======== Dataset excerpts
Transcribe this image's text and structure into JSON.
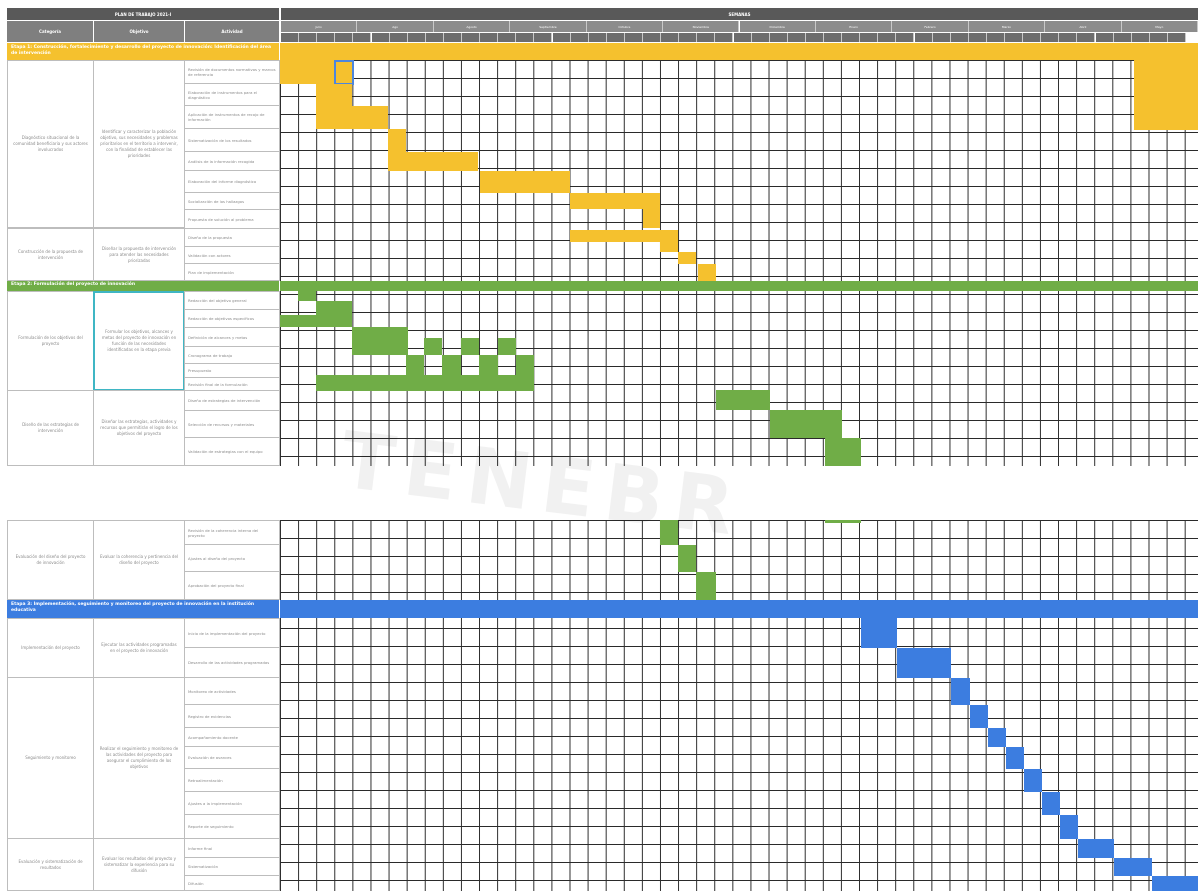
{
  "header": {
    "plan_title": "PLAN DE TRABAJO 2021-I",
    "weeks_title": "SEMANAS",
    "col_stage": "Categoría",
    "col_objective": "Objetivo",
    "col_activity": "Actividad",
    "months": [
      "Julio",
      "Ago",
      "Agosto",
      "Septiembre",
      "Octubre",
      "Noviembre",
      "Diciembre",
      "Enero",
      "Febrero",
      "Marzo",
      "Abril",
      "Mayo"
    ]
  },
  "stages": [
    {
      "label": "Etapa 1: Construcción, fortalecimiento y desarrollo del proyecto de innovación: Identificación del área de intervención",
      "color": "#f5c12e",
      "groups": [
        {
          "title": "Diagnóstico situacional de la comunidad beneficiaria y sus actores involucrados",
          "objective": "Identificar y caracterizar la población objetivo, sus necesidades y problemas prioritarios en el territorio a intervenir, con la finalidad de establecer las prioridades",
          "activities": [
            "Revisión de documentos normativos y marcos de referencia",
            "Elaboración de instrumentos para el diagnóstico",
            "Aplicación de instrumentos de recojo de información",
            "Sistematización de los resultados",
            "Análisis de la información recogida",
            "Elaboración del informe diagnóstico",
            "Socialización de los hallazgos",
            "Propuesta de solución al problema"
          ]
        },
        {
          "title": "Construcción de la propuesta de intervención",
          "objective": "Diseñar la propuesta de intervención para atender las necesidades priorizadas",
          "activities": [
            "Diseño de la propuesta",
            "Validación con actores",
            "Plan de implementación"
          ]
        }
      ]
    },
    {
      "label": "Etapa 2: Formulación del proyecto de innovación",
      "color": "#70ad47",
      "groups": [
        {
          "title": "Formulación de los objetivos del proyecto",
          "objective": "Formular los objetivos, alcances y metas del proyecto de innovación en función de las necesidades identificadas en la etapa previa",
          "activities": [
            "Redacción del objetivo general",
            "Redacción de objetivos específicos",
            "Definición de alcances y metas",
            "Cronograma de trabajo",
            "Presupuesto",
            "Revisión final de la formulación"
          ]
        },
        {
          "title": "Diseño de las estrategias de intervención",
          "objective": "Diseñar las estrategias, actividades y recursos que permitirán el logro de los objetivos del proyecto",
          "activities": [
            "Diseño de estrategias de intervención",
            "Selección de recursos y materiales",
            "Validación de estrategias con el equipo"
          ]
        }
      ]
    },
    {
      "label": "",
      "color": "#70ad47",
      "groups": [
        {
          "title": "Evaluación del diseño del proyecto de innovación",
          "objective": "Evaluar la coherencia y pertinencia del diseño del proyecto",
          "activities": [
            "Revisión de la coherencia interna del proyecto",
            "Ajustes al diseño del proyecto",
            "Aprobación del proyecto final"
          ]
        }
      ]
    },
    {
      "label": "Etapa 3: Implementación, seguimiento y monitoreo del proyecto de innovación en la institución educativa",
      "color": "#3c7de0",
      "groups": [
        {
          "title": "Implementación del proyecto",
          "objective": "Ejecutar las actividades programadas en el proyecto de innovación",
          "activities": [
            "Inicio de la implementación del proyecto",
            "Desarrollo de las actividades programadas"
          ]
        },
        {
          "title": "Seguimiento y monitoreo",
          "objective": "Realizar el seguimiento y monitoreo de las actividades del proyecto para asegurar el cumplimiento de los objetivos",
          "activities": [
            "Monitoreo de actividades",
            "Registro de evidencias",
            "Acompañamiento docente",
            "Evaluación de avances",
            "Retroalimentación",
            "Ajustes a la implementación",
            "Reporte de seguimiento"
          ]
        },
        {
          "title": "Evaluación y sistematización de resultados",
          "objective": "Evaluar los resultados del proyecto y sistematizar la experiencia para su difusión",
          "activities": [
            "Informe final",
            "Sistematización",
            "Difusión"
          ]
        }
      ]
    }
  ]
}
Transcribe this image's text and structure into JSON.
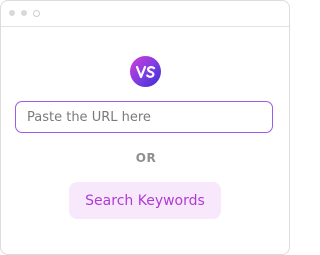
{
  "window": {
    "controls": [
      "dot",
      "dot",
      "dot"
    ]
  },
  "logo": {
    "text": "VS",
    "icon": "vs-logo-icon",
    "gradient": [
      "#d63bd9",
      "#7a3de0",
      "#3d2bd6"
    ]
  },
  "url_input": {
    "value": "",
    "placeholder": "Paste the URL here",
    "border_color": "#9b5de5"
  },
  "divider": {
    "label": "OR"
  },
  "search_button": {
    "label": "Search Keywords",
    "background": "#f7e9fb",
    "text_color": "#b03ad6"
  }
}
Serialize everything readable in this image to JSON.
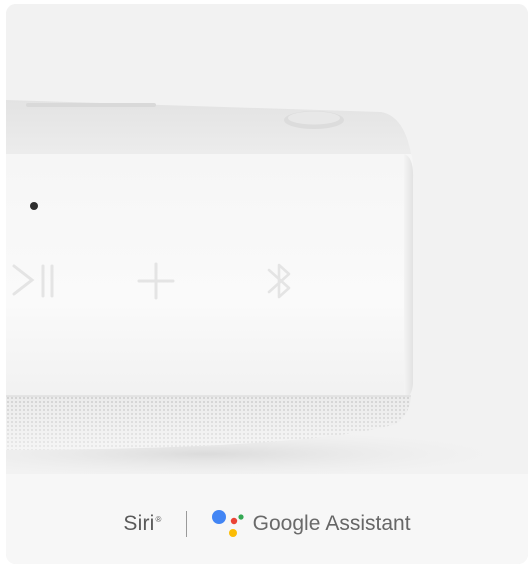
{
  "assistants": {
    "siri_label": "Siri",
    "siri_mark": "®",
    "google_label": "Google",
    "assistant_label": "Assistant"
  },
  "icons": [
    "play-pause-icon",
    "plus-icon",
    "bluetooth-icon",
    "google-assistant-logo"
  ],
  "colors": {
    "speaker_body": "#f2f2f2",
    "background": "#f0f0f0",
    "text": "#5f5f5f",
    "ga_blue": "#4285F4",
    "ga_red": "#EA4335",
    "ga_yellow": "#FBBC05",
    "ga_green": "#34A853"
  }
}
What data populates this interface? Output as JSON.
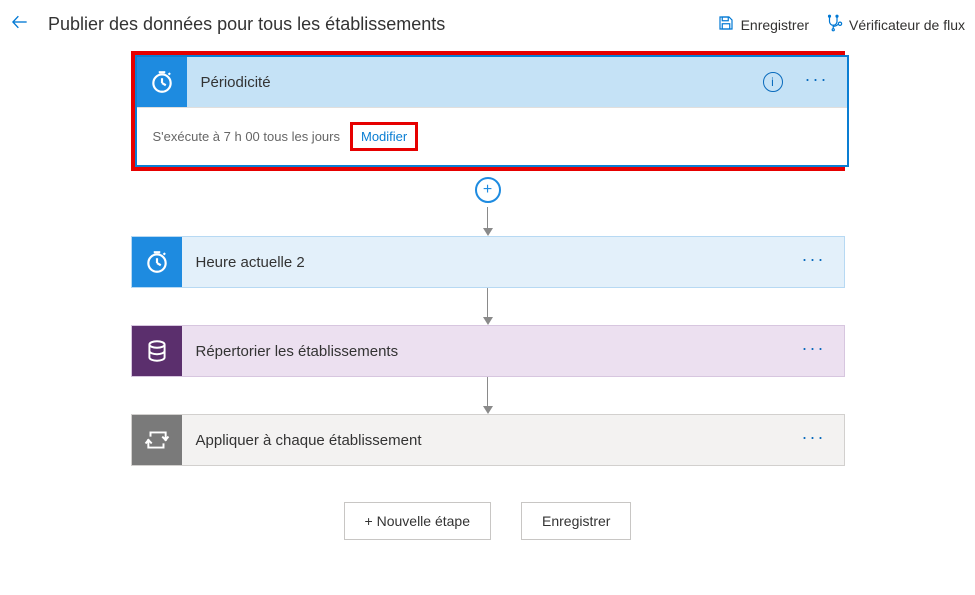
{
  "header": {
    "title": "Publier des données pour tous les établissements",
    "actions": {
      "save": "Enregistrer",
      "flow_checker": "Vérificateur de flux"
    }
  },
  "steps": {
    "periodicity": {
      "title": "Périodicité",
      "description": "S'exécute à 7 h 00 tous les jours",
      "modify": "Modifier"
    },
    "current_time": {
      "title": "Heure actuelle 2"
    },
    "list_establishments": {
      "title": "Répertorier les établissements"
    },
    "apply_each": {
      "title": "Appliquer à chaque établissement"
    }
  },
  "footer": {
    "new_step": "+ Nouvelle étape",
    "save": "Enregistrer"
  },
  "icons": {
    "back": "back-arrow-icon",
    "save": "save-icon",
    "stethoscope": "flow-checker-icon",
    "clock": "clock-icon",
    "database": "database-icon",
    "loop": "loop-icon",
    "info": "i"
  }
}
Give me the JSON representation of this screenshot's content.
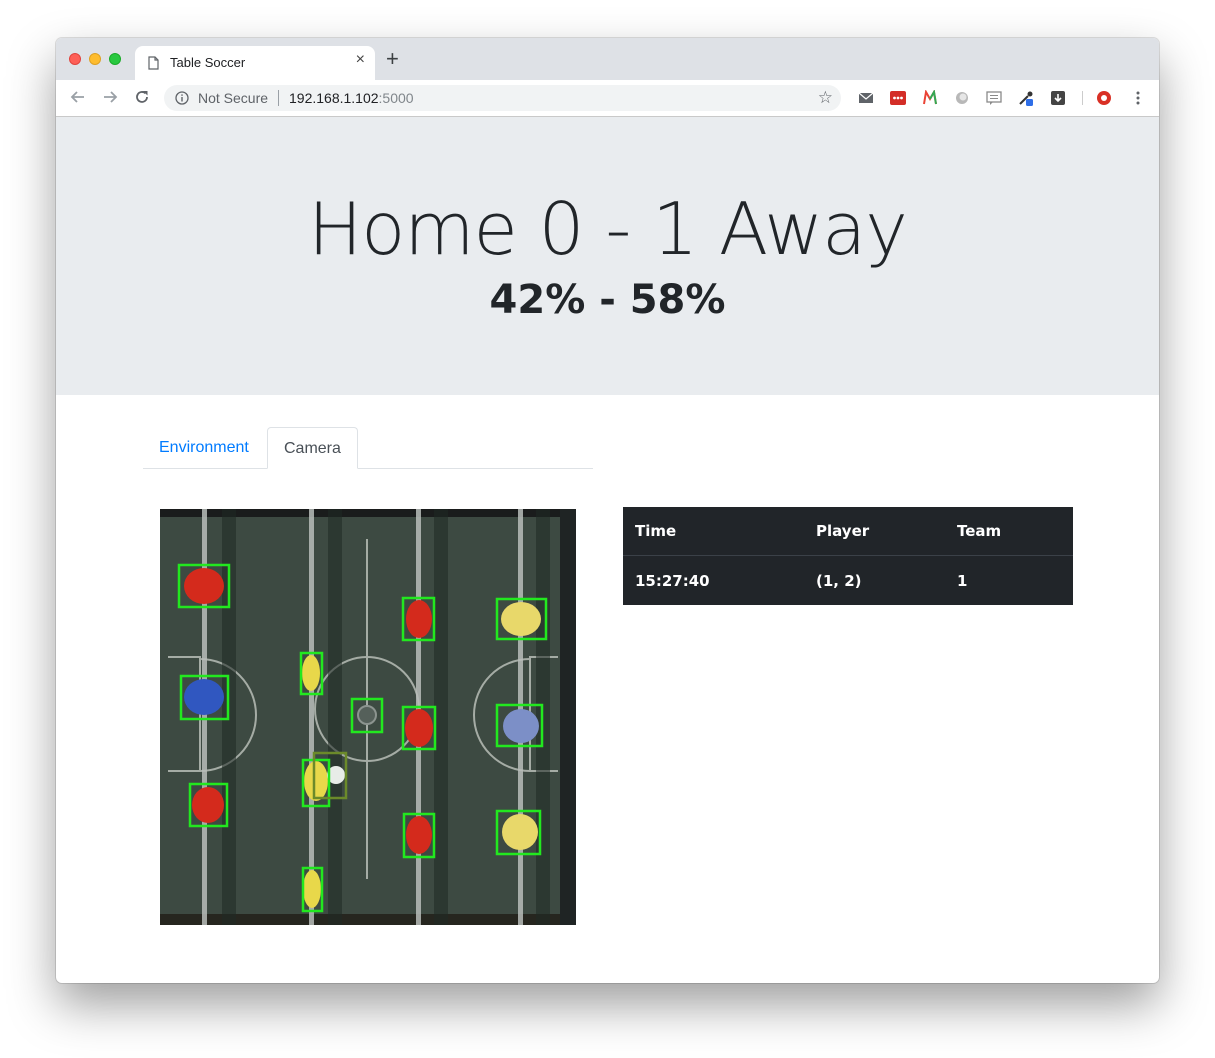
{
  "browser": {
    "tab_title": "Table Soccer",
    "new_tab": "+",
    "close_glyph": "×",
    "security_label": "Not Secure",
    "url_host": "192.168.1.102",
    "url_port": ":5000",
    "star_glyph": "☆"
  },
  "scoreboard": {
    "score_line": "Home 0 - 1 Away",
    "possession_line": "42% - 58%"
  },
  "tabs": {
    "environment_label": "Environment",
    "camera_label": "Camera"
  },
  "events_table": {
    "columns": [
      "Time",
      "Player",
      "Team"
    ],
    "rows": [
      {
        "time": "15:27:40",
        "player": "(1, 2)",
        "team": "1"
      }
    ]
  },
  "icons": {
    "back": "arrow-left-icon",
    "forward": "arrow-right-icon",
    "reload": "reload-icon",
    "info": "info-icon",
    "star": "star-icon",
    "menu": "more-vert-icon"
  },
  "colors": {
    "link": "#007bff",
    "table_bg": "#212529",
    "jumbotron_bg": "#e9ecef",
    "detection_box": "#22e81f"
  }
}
================
Please list every line of the records that contains "Elaboración".

**Response to the exercise**.
            "Elaboración de instrumentos para el diagnóstico",
            "Elaboración del informe diagnóstico",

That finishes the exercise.